*STATED TASK:*
Copy out each line exactly as it appears.
>> BEGIN RECORDS SUPPLIED
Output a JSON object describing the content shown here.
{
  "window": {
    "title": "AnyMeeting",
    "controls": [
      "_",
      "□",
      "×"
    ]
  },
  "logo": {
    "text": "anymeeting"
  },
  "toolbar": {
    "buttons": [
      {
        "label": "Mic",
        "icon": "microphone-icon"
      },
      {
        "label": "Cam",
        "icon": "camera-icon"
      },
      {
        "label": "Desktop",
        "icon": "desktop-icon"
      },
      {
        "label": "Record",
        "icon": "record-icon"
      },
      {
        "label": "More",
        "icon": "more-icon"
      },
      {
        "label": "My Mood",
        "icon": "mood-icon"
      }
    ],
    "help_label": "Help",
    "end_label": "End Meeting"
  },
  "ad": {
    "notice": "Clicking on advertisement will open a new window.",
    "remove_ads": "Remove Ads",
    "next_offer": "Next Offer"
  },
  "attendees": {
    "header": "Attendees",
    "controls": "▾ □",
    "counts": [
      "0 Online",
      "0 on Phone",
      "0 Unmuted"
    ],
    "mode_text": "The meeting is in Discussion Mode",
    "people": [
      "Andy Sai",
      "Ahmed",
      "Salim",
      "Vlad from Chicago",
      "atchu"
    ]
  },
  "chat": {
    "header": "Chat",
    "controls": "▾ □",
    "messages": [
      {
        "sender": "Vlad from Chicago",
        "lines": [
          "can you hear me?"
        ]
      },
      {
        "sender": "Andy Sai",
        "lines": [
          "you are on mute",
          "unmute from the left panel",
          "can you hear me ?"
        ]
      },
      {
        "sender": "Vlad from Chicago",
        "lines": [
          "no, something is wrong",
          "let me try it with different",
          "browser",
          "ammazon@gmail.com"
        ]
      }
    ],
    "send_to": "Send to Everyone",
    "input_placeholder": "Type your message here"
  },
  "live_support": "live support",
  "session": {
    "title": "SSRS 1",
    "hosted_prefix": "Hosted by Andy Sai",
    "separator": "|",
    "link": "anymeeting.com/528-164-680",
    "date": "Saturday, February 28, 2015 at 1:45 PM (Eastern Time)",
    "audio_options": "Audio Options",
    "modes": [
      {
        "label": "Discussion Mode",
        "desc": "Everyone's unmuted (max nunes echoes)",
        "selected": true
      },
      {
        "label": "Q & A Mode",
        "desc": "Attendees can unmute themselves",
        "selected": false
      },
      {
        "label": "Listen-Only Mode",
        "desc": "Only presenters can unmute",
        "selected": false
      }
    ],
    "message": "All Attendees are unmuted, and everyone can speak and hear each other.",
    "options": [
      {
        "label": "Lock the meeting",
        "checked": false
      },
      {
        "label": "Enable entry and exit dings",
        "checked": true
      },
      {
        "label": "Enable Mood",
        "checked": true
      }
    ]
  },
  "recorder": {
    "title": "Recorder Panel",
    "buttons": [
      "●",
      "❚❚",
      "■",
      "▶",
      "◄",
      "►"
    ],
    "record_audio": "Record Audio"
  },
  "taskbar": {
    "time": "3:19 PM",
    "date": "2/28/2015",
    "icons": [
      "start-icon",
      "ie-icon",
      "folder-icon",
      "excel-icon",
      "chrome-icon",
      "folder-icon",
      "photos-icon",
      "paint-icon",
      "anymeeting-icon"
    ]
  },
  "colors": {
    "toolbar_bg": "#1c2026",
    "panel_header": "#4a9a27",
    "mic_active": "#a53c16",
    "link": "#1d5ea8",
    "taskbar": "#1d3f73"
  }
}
>> END RECORDS SUPPLIED
*RESULT FOR THIS TASK:*
Output a JSON object describing the content shown here.
{
  "window": {
    "title": "AnyMeeting",
    "controls": [
      "_",
      "□",
      "×"
    ]
  },
  "logo": {
    "text": "anymeeting"
  },
  "toolbar": {
    "buttons": [
      {
        "label": "Mic",
        "icon": "microphone-icon"
      },
      {
        "label": "Cam",
        "icon": "camera-icon"
      },
      {
        "label": "Desktop",
        "icon": "desktop-icon"
      },
      {
        "label": "Record",
        "icon": "record-icon"
      },
      {
        "label": "More",
        "icon": "more-icon"
      },
      {
        "label": "My Mood",
        "icon": "mood-icon"
      }
    ],
    "help_label": "Help",
    "end_label": "End Meeting"
  },
  "ad": {
    "notice": "Clicking on advertisement will open a new window.",
    "remove_ads": "Remove Ads",
    "next_offer": "Next Offer"
  },
  "attendees": {
    "header": "Attendees",
    "controls": "▾ □",
    "counts": [
      "0 Online",
      "0 on Phone",
      "0 Unmuted"
    ],
    "mode_text": "The meeting is in Discussion Mode",
    "people": [
      "Andy Sai",
      "Ahmed",
      "Salim",
      "Vlad from Chicago",
      "atchu"
    ]
  },
  "chat": {
    "header": "Chat",
    "controls": "▾ □",
    "messages": [
      {
        "sender": "Vlad from Chicago",
        "lines": [
          "can you hear me?"
        ]
      },
      {
        "sender": "Andy Sai",
        "lines": [
          "you are on mute",
          "unmute from the left panel",
          "can you hear me ?"
        ]
      },
      {
        "sender": "Vlad from Chicago",
        "lines": [
          "no, something is wrong",
          "let me try it with different",
          "browser",
          "ammazon@gmail.com"
        ]
      }
    ],
    "send_to": "Send to Everyone",
    "input_placeholder": "Type your message here"
  },
  "live_support": "live support",
  "session": {
    "title": "SSRS 1",
    "hosted_prefix": "Hosted by Andy Sai",
    "separator": "|",
    "link": "anymeeting.com/528-164-680",
    "date": "Saturday, February 28, 2015 at 1:45 PM (Eastern Time)",
    "audio_options": "Audio Options",
    "modes": [
      {
        "label": "Discussion Mode",
        "desc": "Everyone's unmuted (max nunes echoes)",
        "selected": true
      },
      {
        "label": "Q & A Mode",
        "desc": "Attendees can unmute themselves",
        "selected": false
      },
      {
        "label": "Listen-Only Mode",
        "desc": "Only presenters can unmute",
        "selected": false
      }
    ],
    "message": "All Attendees are unmuted, and everyone can speak and hear each other.",
    "options": [
      {
        "label": "Lock the meeting",
        "checked": false
      },
      {
        "label": "Enable entry and exit dings",
        "checked": true
      },
      {
        "label": "Enable Mood",
        "checked": true
      }
    ]
  },
  "recorder": {
    "title": "Recorder Panel",
    "buttons": [
      "●",
      "❚❚",
      "■",
      "▶",
      "◄",
      "►"
    ],
    "record_audio": "Record Audio"
  },
  "taskbar": {
    "time": "3:19 PM",
    "date": "2/28/2015",
    "icons": [
      "start-icon",
      "ie-icon",
      "folder-icon",
      "excel-icon",
      "chrome-icon",
      "folder-icon",
      "photos-icon",
      "paint-icon",
      "anymeeting-icon"
    ]
  },
  "colors": {
    "toolbar_bg": "#1c2026",
    "panel_header": "#4a9a27",
    "mic_active": "#a53c16",
    "link": "#1d5ea8",
    "taskbar": "#1d3f73"
  }
}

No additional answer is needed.